■ Written problem ■
Below are some records. Count the lines with "name" in them and give nothing but the total.

■ Input ■
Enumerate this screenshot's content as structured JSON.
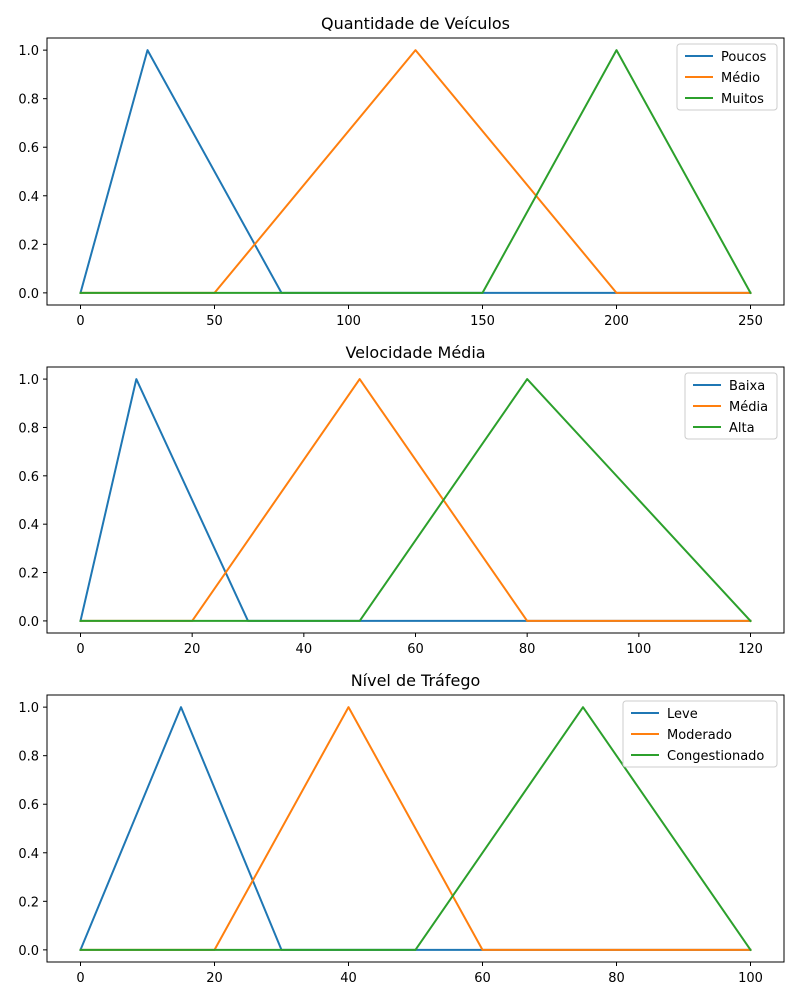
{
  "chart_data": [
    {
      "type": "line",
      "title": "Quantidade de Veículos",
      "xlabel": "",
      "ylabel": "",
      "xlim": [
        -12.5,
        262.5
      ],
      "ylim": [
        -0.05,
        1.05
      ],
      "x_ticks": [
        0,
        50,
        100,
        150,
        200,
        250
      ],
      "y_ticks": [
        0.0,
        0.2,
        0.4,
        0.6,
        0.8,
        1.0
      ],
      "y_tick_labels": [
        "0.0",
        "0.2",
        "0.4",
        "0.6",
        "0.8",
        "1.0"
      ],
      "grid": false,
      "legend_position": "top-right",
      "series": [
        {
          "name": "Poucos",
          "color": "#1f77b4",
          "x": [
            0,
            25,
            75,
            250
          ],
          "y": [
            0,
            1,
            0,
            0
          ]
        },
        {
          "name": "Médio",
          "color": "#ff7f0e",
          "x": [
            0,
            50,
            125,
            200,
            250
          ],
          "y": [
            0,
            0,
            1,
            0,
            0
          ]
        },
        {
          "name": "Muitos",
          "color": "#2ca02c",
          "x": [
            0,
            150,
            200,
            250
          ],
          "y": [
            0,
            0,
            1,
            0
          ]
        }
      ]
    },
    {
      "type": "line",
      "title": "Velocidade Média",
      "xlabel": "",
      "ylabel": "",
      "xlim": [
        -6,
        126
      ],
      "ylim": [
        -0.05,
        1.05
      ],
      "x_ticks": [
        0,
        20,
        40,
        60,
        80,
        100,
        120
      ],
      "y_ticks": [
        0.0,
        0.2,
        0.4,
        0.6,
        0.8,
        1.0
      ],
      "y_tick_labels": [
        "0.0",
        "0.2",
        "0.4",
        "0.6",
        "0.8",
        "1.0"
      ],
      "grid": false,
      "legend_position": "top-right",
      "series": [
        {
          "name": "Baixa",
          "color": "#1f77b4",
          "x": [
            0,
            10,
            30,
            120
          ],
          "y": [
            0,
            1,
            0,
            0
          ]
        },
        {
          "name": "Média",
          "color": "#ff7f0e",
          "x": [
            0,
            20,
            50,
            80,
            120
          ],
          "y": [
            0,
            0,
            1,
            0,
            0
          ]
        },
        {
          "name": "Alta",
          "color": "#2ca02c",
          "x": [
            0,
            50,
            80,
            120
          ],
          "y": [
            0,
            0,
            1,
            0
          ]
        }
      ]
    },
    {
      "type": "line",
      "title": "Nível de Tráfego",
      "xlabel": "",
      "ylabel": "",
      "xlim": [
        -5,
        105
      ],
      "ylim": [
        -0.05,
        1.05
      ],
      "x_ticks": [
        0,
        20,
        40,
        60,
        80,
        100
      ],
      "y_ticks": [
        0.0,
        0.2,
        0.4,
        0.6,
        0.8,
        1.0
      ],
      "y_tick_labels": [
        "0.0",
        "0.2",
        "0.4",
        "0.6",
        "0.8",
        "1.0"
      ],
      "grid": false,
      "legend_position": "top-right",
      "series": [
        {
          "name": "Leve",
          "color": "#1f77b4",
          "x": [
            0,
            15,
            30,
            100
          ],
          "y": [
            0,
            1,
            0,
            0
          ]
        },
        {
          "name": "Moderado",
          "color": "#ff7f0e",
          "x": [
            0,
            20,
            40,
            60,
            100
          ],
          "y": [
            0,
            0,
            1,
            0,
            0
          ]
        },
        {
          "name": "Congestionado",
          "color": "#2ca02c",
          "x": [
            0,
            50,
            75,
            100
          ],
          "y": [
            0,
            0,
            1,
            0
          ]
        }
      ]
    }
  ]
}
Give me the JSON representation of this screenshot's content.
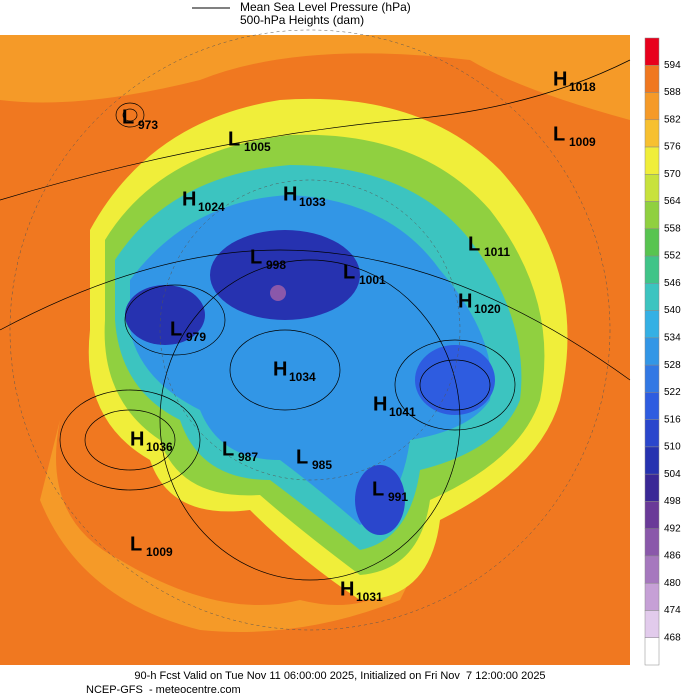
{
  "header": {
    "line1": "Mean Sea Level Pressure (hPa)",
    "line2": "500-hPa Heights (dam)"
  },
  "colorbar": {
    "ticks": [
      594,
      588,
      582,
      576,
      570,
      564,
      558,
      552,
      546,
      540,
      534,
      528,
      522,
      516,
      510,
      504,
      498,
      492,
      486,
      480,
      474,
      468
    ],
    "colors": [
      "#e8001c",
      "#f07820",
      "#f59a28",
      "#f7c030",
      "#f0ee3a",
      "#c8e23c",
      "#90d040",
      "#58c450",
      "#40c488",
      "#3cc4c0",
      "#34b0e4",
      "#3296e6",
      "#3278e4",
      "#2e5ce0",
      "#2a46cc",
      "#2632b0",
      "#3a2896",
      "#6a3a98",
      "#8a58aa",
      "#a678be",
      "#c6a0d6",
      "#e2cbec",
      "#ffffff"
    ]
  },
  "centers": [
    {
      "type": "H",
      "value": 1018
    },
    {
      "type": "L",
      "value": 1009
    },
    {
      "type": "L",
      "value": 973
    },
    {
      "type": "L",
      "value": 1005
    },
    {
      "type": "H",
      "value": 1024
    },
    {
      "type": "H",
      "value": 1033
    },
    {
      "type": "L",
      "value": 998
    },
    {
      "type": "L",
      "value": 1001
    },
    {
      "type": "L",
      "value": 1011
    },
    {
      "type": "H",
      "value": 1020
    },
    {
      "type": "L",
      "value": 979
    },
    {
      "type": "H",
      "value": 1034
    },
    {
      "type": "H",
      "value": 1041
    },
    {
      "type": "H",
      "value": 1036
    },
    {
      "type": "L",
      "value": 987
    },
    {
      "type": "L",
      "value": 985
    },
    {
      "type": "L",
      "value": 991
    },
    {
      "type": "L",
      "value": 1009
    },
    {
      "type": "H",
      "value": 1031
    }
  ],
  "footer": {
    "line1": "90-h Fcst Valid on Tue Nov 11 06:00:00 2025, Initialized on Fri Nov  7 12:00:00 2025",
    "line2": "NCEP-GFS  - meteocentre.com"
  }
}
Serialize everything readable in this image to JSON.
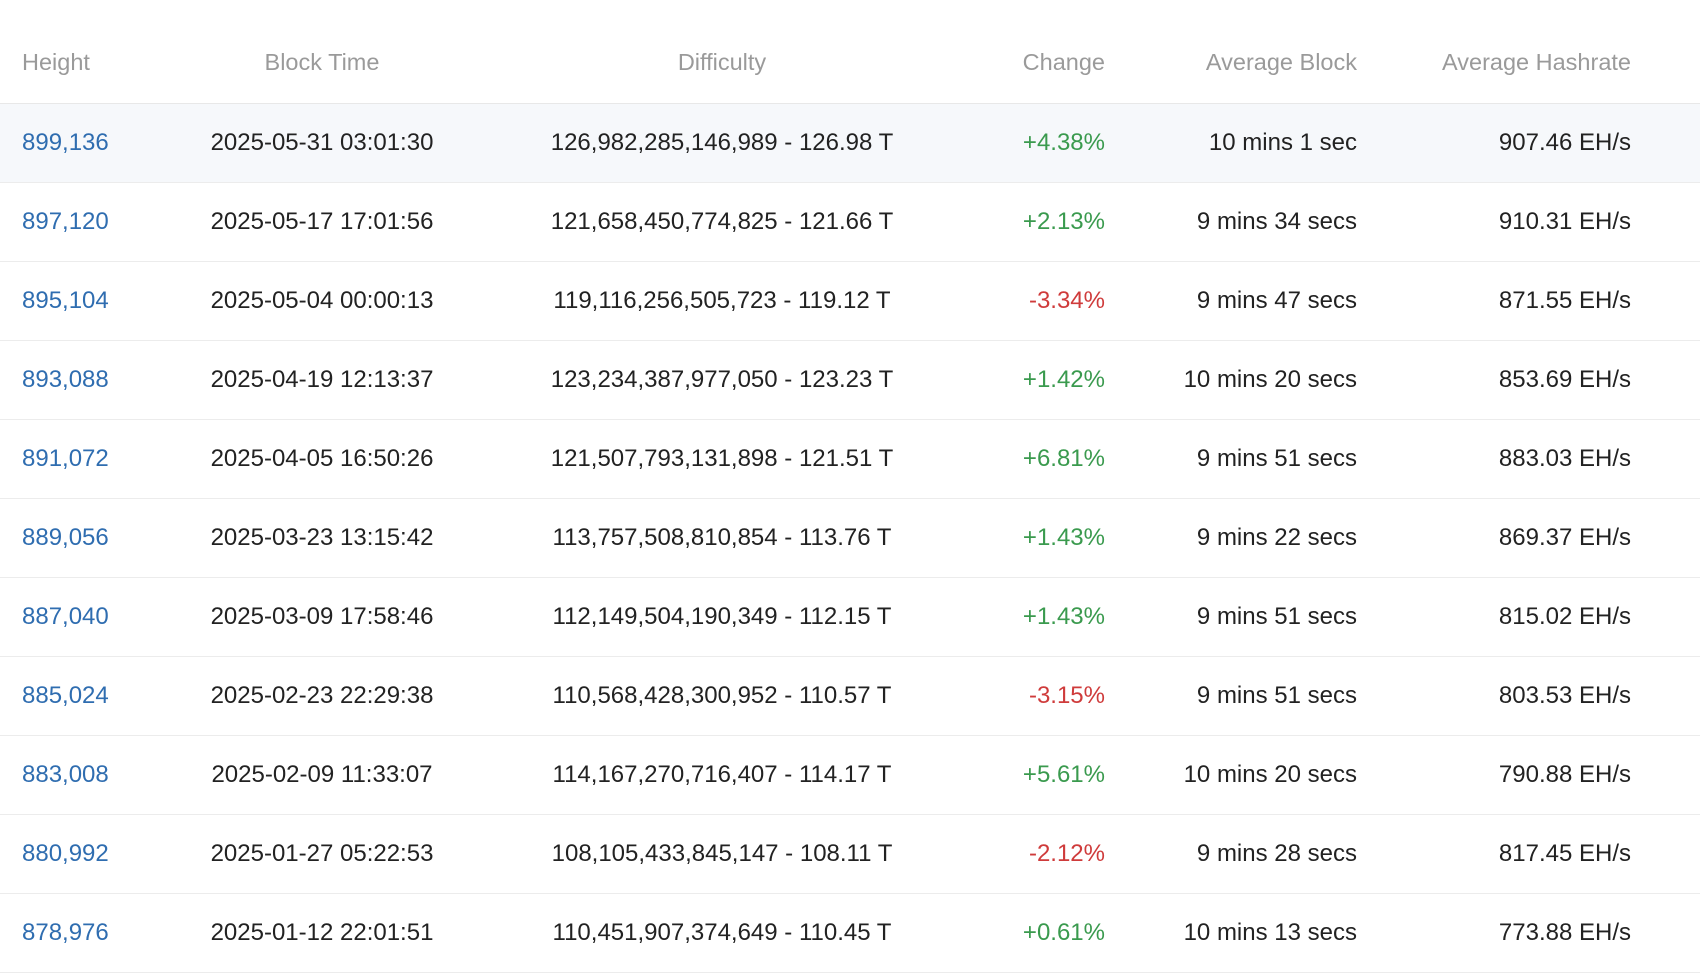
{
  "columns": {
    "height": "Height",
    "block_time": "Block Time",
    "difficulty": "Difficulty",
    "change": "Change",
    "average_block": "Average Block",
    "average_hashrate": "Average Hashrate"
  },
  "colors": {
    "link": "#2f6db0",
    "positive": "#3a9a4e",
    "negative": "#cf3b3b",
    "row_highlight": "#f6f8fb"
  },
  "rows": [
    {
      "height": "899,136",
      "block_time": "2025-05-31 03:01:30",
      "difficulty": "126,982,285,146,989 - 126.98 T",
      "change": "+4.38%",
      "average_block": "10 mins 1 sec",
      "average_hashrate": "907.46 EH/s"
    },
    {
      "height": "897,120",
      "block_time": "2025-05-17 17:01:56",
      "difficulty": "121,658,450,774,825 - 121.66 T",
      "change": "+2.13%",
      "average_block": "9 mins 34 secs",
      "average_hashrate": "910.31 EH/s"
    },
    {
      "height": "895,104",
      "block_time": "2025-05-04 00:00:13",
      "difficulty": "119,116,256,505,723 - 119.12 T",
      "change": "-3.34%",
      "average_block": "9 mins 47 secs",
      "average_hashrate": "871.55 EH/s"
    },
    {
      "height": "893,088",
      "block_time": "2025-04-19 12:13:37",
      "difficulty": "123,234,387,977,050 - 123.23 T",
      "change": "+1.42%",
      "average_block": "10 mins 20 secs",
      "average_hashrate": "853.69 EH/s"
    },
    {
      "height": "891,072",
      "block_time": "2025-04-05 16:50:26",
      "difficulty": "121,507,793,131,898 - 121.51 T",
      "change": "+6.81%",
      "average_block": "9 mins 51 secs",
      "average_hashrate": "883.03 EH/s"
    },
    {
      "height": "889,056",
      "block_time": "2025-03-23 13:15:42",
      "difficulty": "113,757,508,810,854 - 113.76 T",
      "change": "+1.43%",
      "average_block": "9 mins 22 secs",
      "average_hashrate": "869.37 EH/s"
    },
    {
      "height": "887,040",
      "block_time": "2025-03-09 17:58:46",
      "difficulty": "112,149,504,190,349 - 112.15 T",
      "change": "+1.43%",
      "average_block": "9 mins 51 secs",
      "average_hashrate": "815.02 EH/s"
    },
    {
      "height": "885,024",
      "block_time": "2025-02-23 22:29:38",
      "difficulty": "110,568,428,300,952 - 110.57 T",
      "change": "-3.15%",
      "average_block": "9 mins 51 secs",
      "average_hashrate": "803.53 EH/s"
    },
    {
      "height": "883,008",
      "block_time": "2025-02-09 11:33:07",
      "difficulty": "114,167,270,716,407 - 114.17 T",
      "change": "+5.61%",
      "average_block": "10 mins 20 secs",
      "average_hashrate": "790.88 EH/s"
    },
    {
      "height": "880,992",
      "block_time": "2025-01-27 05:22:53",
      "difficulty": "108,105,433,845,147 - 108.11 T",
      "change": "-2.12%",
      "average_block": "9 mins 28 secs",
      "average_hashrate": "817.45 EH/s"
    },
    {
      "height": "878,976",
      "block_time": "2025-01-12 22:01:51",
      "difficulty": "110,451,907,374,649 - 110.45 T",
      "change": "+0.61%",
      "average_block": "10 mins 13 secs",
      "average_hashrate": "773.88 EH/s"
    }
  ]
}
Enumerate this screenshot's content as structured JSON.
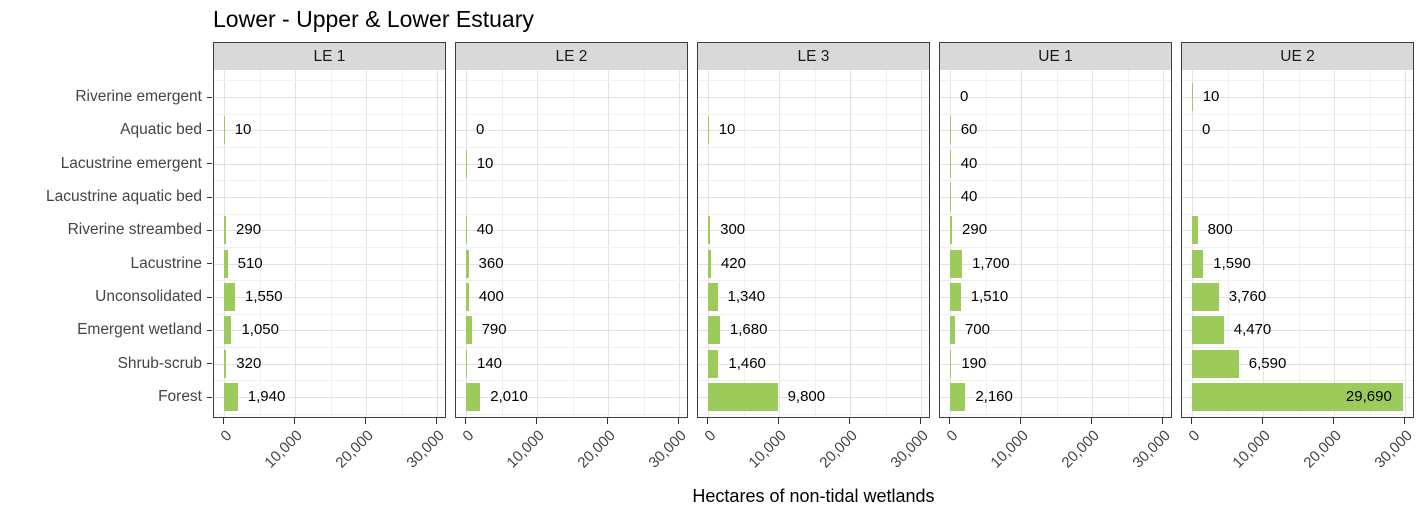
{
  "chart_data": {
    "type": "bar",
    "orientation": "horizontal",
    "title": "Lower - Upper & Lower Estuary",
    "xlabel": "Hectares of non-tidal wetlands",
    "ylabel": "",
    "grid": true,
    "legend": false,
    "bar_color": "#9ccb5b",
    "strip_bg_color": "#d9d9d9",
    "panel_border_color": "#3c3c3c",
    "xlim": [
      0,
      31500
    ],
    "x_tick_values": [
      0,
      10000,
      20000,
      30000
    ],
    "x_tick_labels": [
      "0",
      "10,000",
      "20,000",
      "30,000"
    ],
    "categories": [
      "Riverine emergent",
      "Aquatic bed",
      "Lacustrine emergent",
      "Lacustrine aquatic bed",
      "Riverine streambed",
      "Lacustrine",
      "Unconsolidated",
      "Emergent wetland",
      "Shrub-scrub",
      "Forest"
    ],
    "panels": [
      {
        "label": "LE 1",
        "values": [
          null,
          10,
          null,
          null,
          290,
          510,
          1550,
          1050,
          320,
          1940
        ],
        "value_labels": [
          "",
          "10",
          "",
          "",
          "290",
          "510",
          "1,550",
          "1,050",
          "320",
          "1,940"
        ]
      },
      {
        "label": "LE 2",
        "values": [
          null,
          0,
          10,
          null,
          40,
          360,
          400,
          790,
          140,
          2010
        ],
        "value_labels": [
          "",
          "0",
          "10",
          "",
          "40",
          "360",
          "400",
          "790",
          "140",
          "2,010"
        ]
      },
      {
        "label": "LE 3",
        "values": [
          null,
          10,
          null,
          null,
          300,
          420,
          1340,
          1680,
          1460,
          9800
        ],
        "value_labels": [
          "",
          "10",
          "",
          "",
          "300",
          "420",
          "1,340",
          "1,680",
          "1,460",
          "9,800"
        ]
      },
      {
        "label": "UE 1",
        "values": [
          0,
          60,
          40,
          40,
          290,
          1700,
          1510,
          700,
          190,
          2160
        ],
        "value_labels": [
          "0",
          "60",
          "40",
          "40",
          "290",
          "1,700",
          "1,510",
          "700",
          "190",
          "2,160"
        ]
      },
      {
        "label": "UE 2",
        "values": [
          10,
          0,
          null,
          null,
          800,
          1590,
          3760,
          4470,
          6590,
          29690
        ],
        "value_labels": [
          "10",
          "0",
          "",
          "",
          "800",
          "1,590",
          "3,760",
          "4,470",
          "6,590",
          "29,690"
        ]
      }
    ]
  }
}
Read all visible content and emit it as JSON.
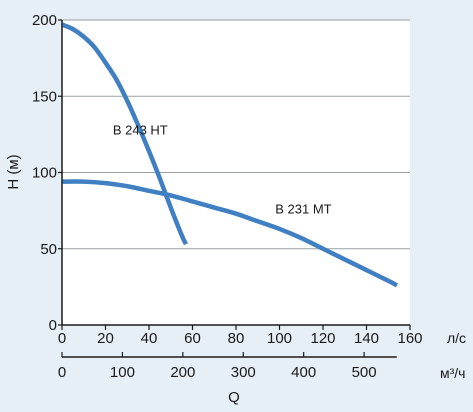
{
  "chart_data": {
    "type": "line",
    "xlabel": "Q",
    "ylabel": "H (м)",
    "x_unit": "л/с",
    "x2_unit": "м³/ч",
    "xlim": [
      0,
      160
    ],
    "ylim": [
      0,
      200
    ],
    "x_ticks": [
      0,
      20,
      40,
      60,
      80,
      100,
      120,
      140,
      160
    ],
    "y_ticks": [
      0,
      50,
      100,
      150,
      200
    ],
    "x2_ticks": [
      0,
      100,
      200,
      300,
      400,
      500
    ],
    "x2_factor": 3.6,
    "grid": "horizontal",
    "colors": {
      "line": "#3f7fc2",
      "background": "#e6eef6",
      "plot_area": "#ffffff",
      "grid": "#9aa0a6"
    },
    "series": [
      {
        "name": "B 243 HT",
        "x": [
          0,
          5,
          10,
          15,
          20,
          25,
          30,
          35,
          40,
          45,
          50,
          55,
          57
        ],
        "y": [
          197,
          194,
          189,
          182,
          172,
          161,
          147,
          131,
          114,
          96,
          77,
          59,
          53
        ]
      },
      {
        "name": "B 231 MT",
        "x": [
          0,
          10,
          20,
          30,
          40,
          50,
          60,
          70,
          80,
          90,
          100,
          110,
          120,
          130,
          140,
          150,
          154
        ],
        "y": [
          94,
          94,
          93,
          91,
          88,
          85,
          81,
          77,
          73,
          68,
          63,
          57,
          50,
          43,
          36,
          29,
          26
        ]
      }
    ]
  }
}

■ Exercise solution ■
11